*ENTRIES*:
########################################

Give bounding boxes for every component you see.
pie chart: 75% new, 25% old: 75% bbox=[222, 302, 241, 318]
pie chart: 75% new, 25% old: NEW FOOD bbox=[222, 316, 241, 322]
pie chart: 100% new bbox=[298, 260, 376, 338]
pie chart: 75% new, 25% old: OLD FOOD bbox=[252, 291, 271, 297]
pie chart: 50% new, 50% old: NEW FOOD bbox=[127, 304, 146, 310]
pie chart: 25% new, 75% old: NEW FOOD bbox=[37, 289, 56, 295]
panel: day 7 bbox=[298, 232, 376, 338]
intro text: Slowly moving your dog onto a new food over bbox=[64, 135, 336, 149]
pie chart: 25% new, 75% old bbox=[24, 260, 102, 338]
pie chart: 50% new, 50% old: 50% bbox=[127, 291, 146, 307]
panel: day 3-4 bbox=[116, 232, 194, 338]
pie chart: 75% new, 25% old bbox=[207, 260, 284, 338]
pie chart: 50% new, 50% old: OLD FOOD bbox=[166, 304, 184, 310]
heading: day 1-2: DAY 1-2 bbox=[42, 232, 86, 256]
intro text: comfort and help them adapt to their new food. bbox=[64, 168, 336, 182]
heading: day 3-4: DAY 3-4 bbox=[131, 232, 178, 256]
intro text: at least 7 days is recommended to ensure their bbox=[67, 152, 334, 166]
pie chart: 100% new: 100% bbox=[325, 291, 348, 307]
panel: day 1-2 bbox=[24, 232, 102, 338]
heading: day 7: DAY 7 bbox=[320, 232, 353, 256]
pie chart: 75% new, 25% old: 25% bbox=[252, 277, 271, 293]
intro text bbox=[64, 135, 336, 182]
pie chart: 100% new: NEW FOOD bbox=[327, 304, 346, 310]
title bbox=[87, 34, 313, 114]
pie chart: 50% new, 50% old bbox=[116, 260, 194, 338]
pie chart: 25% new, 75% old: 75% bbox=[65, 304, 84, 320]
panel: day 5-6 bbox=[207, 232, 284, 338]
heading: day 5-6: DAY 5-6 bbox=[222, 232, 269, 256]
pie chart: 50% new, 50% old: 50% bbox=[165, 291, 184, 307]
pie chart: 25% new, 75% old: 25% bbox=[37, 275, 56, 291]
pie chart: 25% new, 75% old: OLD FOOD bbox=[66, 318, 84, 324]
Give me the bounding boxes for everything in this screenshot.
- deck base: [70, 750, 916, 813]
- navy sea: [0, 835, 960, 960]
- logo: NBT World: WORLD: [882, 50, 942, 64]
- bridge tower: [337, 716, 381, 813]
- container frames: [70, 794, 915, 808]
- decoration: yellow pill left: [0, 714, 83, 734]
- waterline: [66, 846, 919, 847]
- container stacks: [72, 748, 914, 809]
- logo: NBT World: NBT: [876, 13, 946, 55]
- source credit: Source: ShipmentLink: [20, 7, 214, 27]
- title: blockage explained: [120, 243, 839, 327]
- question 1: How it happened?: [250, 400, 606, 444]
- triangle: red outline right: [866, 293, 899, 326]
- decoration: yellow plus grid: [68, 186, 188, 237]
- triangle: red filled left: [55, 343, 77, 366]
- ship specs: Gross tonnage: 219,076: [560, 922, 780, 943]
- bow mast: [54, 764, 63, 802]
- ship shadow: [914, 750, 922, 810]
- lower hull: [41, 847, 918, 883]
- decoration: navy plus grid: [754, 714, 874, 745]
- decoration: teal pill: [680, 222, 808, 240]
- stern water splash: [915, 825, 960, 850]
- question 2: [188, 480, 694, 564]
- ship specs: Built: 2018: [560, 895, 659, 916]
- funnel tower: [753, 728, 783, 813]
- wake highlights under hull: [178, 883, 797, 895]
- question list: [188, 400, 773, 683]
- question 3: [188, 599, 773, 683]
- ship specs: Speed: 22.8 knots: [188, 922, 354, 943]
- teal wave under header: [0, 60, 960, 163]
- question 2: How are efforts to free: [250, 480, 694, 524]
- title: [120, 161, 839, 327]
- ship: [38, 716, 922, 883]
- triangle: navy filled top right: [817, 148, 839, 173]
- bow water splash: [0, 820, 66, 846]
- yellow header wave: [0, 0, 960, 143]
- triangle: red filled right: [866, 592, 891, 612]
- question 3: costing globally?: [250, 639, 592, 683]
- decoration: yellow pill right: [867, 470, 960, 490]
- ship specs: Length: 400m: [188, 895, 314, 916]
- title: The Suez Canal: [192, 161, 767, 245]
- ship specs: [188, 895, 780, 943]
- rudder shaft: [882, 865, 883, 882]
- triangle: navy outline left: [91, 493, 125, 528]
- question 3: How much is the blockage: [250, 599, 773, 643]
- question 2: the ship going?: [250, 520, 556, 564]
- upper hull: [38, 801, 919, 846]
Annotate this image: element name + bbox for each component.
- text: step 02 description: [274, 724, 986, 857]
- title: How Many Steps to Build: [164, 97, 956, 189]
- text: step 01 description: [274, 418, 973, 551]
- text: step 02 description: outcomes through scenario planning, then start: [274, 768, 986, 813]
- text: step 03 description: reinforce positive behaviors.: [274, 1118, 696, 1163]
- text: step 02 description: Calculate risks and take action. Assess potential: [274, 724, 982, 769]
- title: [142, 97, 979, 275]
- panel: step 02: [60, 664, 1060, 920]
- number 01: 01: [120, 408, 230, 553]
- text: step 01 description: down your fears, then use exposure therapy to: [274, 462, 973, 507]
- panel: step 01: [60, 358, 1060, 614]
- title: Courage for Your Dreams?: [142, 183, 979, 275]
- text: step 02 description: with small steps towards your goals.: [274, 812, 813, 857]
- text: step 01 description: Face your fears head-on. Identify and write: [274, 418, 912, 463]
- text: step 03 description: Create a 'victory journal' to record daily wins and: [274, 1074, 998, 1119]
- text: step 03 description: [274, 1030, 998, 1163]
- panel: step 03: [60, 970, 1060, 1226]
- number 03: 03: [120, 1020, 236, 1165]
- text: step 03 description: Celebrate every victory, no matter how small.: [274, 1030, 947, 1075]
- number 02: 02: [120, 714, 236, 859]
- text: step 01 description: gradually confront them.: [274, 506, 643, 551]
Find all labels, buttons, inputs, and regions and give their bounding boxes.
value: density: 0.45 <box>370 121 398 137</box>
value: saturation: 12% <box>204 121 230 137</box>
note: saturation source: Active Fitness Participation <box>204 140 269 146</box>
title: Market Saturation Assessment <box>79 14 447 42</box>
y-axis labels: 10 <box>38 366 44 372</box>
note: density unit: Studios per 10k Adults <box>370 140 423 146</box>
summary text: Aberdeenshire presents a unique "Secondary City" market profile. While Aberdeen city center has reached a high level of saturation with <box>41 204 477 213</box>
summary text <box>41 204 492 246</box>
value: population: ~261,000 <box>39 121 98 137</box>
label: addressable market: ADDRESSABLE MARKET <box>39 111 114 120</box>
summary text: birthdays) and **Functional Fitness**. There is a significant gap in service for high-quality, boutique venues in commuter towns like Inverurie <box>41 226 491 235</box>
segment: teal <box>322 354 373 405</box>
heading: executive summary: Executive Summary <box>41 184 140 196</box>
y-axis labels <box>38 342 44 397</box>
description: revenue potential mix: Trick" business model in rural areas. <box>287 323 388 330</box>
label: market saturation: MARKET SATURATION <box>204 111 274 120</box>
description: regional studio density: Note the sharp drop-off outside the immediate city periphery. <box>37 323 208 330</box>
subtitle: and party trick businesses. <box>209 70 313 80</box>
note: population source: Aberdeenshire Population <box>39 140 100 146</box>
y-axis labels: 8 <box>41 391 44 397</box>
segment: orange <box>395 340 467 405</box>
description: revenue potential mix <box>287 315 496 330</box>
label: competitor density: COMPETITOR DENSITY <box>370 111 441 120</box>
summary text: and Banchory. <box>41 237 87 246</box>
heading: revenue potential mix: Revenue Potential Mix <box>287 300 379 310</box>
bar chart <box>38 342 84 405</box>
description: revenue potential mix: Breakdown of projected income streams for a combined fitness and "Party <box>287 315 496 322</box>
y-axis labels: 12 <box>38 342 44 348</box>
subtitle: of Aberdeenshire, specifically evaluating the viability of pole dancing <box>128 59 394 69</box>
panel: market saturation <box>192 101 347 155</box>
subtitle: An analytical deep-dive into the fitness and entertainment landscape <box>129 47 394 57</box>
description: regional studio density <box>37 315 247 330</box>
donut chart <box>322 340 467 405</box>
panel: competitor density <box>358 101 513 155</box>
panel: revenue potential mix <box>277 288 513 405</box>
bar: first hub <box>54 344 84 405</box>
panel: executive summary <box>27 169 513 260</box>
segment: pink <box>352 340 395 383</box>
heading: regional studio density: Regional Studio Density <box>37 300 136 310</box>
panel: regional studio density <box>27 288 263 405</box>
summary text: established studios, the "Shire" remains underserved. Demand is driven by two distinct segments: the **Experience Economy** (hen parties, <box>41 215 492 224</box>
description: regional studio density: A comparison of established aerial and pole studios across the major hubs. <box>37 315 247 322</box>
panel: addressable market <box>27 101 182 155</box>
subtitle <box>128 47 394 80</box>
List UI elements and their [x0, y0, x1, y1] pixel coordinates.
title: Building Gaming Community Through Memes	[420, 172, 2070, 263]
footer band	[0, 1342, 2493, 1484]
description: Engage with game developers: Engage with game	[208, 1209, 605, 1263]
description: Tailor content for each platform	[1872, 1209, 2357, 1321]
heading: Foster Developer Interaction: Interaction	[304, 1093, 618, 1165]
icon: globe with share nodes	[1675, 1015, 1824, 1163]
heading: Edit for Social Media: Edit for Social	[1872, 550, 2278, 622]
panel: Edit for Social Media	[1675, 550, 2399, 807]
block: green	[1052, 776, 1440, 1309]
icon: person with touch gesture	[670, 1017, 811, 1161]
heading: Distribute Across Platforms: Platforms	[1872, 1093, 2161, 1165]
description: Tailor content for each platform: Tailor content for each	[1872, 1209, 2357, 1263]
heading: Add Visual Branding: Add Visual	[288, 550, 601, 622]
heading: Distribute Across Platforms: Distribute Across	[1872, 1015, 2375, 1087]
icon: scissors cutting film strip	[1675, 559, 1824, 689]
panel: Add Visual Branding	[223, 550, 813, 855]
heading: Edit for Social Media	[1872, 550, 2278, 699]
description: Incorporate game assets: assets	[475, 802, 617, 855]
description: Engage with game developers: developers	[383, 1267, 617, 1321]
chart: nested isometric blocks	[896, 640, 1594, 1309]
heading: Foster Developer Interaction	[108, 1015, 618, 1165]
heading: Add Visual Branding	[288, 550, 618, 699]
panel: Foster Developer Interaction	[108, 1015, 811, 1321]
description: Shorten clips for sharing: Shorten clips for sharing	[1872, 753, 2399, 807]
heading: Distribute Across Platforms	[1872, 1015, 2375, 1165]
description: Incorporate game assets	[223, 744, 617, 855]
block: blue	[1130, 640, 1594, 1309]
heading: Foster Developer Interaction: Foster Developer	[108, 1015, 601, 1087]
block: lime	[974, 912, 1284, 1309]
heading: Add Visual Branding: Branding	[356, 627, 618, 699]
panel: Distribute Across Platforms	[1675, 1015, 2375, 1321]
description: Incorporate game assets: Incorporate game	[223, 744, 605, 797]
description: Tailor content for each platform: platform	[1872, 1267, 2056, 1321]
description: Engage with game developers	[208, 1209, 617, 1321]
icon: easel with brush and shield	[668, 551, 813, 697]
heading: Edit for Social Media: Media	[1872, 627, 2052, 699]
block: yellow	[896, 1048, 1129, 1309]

########################################

*WHAT THE TASK ASKS*: Output the rows from the first one up to and including the row containing "pie chart: 75% new, 25% old: OLD" as a Markdown table with the columns No. and Text, numbering each row and omitting any blank ones.

*THE REPLY*:
| No. | Text |
|---|---|
| 1 | Give bounding boxes for every component you see. |
| 2 | pie chart: 75% new, 25% old: 75% bbox=[222, 302, 241, 318] |
| 3 | pie chart: 75% new, 25% old: NEW FOOD bbox=[222, 316, 241, 322] |
| 4 | pie chart: 100% new bbox=[298, 260, 376, 338] |
| 5 | pie chart: 75% new, 25% old: OLD FOOD bbox=[252, 291, 271, 297] |